GOAL: Keep only the lines of the data below that contain "title", and copy them.

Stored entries
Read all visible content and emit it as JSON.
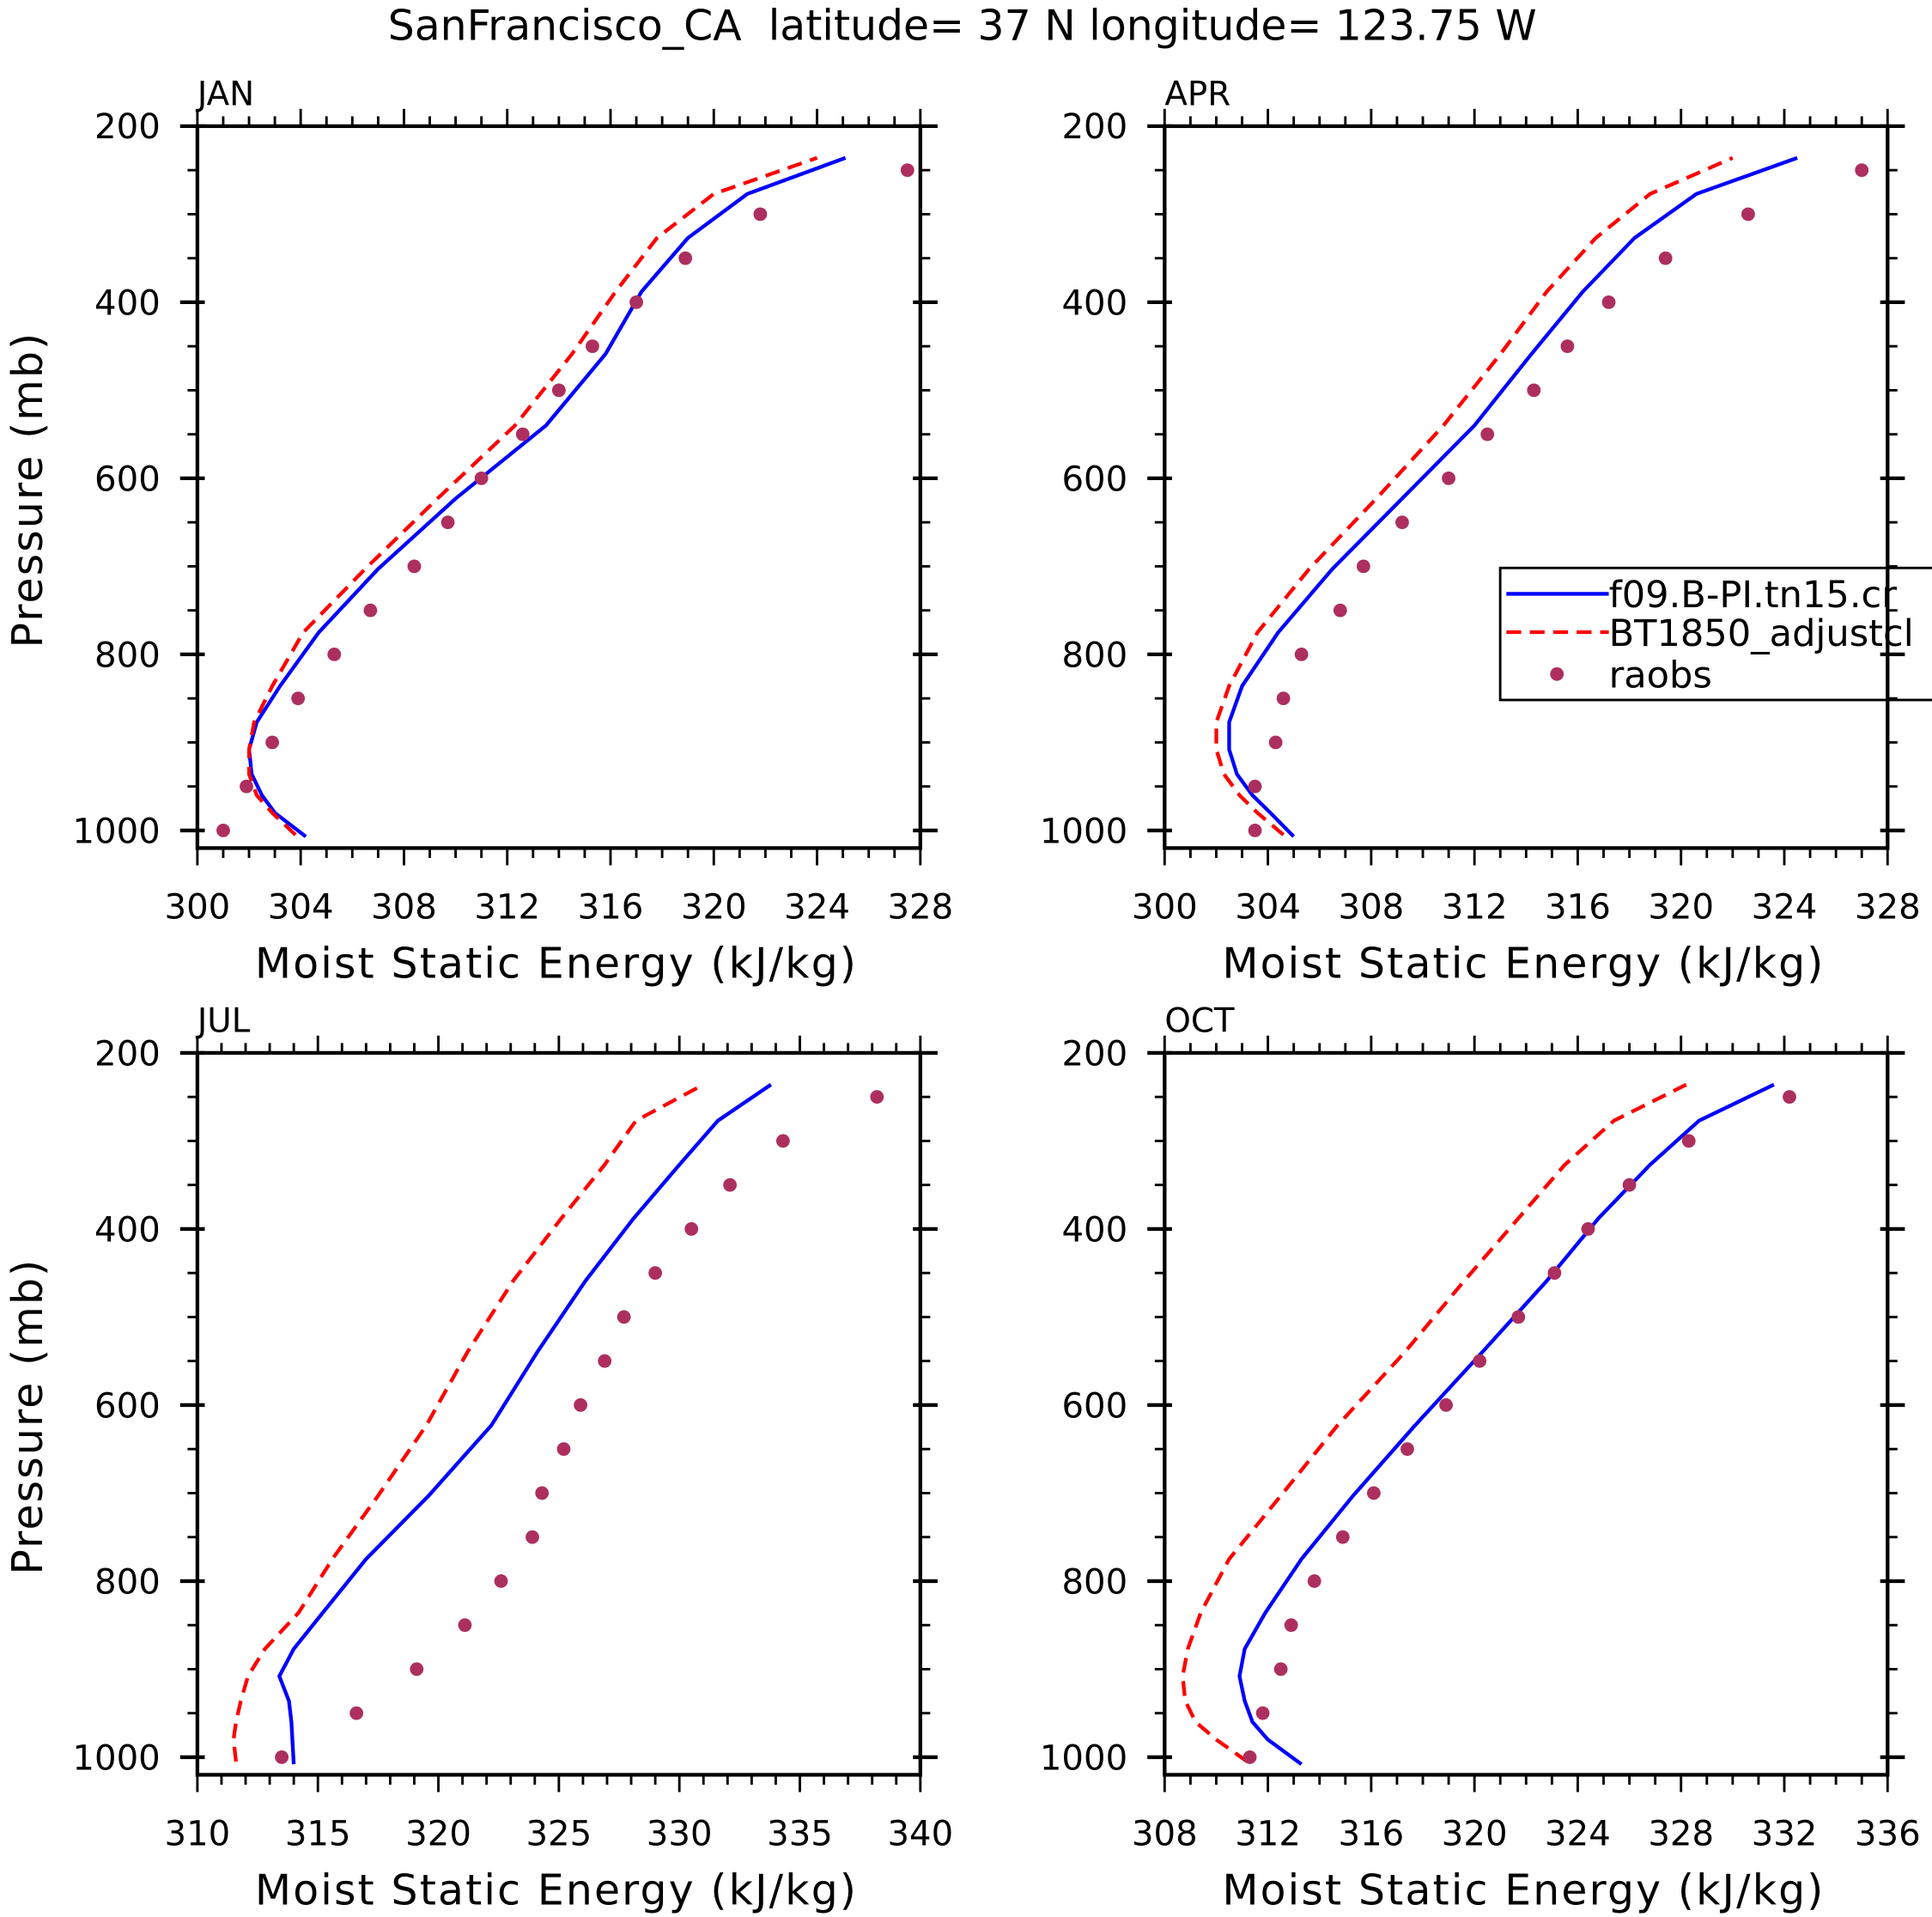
{
  "title": "SanFrancisco_CA  latitude= 37 N longitude= 123.75 W",
  "colors": {
    "model1": "#0000ff",
    "model2": "#ff0000",
    "raobs": "#ad2f5f",
    "axis": "#000000"
  },
  "legend": {
    "placement": "inside APR panel, right",
    "entries": [
      {
        "label": "f09.B-PI.tn15.cr",
        "style": "solid",
        "color": "#0000ff"
      },
      {
        "label": "BT1850_adjustcl",
        "style": "dashed",
        "color": "#ff0000"
      },
      {
        "label": "raobs",
        "style": "dot",
        "color": "#ad2f5f"
      }
    ]
  },
  "chart_data": [
    {
      "type": "line",
      "title": "JAN",
      "xlabel": "Moist Static Energy (kJ/kg)",
      "ylabel": "Pressure (mb)",
      "xlim": [
        300,
        328
      ],
      "xticks": [
        300,
        304,
        308,
        312,
        316,
        320,
        324,
        328
      ],
      "ylim": [
        200,
        1020
      ],
      "yticks": [
        200,
        400,
        600,
        800,
        1000
      ],
      "y_inverted": true,
      "series": [
        {
          "name": "f09.B-PI.tn15.cr",
          "style": "solid",
          "p": [
            1007,
            980,
            960,
            936,
            908,
            877,
            836,
            775,
            703,
            623,
            540,
            459,
            388,
            327,
            277,
            236
          ],
          "x": [
            304.2,
            303.0,
            302.5,
            302.1,
            302.0,
            302.3,
            303.2,
            304.7,
            307.0,
            310.0,
            313.5,
            315.8,
            317.2,
            319.0,
            321.3,
            325.1
          ]
        },
        {
          "name": "BT1850_adjustcl",
          "style": "dashed",
          "p": [
            1005,
            980,
            960,
            936,
            908,
            877,
            836,
            775,
            703,
            623,
            540,
            459,
            388,
            327,
            277,
            236
          ],
          "x": [
            303.8,
            302.9,
            302.3,
            302.0,
            302.0,
            302.2,
            302.9,
            304.1,
            306.5,
            309.3,
            312.3,
            314.5,
            316.2,
            317.8,
            320.0,
            324.0
          ]
        },
        {
          "name": "raobs",
          "style": "dot",
          "p": [
            1000,
            950,
            900,
            850,
            800,
            750,
            700,
            650,
            600,
            550,
            500,
            450,
            400,
            350,
            300,
            250
          ],
          "x": [
            301.0,
            301.9,
            302.9,
            303.9,
            305.3,
            306.7,
            308.4,
            309.7,
            311.0,
            312.6,
            314.0,
            315.3,
            317.0,
            318.9,
            321.8,
            327.5
          ]
        }
      ]
    },
    {
      "type": "line",
      "title": "APR",
      "xlabel": "Moist Static Energy (kJ/kg)",
      "ylabel": "",
      "xlim": [
        300,
        328
      ],
      "xticks": [
        300,
        304,
        308,
        312,
        316,
        320,
        324,
        328
      ],
      "ylim": [
        200,
        1020
      ],
      "yticks": [
        200,
        400,
        600,
        800,
        1000
      ],
      "y_inverted": true,
      "series": [
        {
          "name": "f09.B-PI.tn15.cr",
          "style": "solid",
          "p": [
            1007,
            980,
            960,
            936,
            908,
            877,
            836,
            775,
            703,
            623,
            540,
            459,
            388,
            327,
            277,
            236
          ],
          "x": [
            305.0,
            304.1,
            303.4,
            302.8,
            302.5,
            302.5,
            303.0,
            304.4,
            306.5,
            309.2,
            312.0,
            314.2,
            316.2,
            318.2,
            320.6,
            324.5
          ]
        },
        {
          "name": "BT1850_adjustcl",
          "style": "dashed",
          "p": [
            1005,
            980,
            960,
            936,
            908,
            877,
            836,
            775,
            703,
            623,
            540,
            459,
            388,
            327,
            277,
            236
          ],
          "x": [
            304.6,
            303.6,
            302.9,
            302.3,
            302.0,
            302.0,
            302.5,
            303.6,
            305.6,
            308.2,
            310.8,
            313.0,
            314.8,
            316.7,
            318.8,
            322.0
          ]
        },
        {
          "name": "raobs",
          "style": "dot",
          "p": [
            1000,
            950,
            900,
            850,
            800,
            750,
            700,
            650,
            600,
            550,
            500,
            450,
            400,
            350,
            300,
            250
          ],
          "x": [
            303.5,
            303.5,
            304.3,
            304.6,
            305.3,
            306.8,
            307.7,
            309.2,
            311.0,
            312.5,
            314.3,
            315.6,
            317.2,
            319.4,
            322.6,
            327.0
          ]
        }
      ]
    },
    {
      "type": "line",
      "title": "JUL",
      "xlabel": "Moist Static Energy (kJ/kg)",
      "ylabel": "Pressure (mb)",
      "xlim": [
        310,
        340
      ],
      "xticks": [
        310,
        315,
        320,
        325,
        330,
        335,
        340
      ],
      "ylim": [
        200,
        1020
      ],
      "yticks": [
        200,
        400,
        600,
        800,
        1000
      ],
      "y_inverted": true,
      "series": [
        {
          "name": "f09.B-PI.tn15.cr",
          "style": "solid",
          "p": [
            1008,
            960,
            936,
            908,
            877,
            836,
            775,
            703,
            623,
            540,
            459,
            388,
            327,
            277,
            236
          ],
          "x": [
            314.0,
            313.9,
            313.8,
            313.4,
            314.0,
            315.2,
            317.0,
            319.6,
            322.2,
            324.1,
            326.1,
            328.1,
            330.0,
            331.6,
            333.8
          ]
        },
        {
          "name": "BT1850_adjustcl",
          "style": "dashed",
          "p": [
            1005,
            980,
            960,
            936,
            908,
            877,
            836,
            775,
            703,
            623,
            540,
            459,
            388,
            327,
            277,
            236
          ],
          "x": [
            311.6,
            311.5,
            311.6,
            311.8,
            312.1,
            312.8,
            314.2,
            315.6,
            317.5,
            319.5,
            321.2,
            323.1,
            325.1,
            326.9,
            328.2,
            331.0
          ]
        },
        {
          "name": "raobs",
          "style": "dot",
          "p": [
            1000,
            950,
            900,
            850,
            800,
            750,
            700,
            650,
            600,
            550,
            500,
            450,
            400,
            350,
            300,
            250
          ],
          "x": [
            313.5,
            316.6,
            319.1,
            321.1,
            322.6,
            323.9,
            324.3,
            325.2,
            325.9,
            326.9,
            327.7,
            329.0,
            330.5,
            332.1,
            334.3,
            338.2
          ]
        }
      ]
    },
    {
      "type": "line",
      "title": "OCT",
      "xlabel": "Moist Static Energy (kJ/kg)",
      "ylabel": "",
      "xlim": [
        308,
        336
      ],
      "xticks": [
        308,
        312,
        316,
        320,
        324,
        328,
        332,
        336
      ],
      "ylim": [
        200,
        1020
      ],
      "yticks": [
        200,
        400,
        600,
        800,
        1000
      ],
      "y_inverted": true,
      "series": [
        {
          "name": "f09.B-PI.tn15.cr",
          "style": "solid",
          "p": [
            1008,
            980,
            960,
            936,
            908,
            877,
            836,
            775,
            703,
            623,
            540,
            459,
            388,
            327,
            277,
            236
          ],
          "x": [
            313.3,
            312.0,
            311.4,
            311.1,
            310.9,
            311.1,
            311.9,
            313.3,
            315.3,
            317.7,
            320.3,
            322.8,
            324.8,
            326.8,
            328.7,
            331.6
          ]
        },
        {
          "name": "BT1850_adjustcl",
          "style": "dashed",
          "p": [
            1005,
            980,
            960,
            936,
            908,
            877,
            836,
            775,
            703,
            623,
            540,
            459,
            388,
            327,
            277,
            236
          ],
          "x": [
            311.2,
            310.0,
            309.2,
            308.8,
            308.7,
            308.9,
            309.4,
            310.5,
            312.5,
            314.7,
            317.3,
            319.6,
            321.7,
            323.5,
            325.4,
            328.2
          ]
        },
        {
          "name": "raobs",
          "style": "dot",
          "p": [
            1000,
            950,
            900,
            850,
            800,
            750,
            700,
            650,
            600,
            550,
            500,
            450,
            400,
            350,
            300,
            250
          ],
          "x": [
            311.3,
            311.8,
            312.5,
            312.9,
            313.8,
            314.9,
            316.1,
            317.4,
            318.9,
            320.2,
            321.7,
            323.1,
            324.4,
            326.0,
            328.3,
            332.2
          ]
        }
      ]
    }
  ]
}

WRITTEN RESPONSE:
  "title": "SanFrancisco_CA  latitude= 37 N longitude= 123.75 W",
      "title": "JAN",
      "title": "APR",
      "title": "JUL",
      "title": "OCT",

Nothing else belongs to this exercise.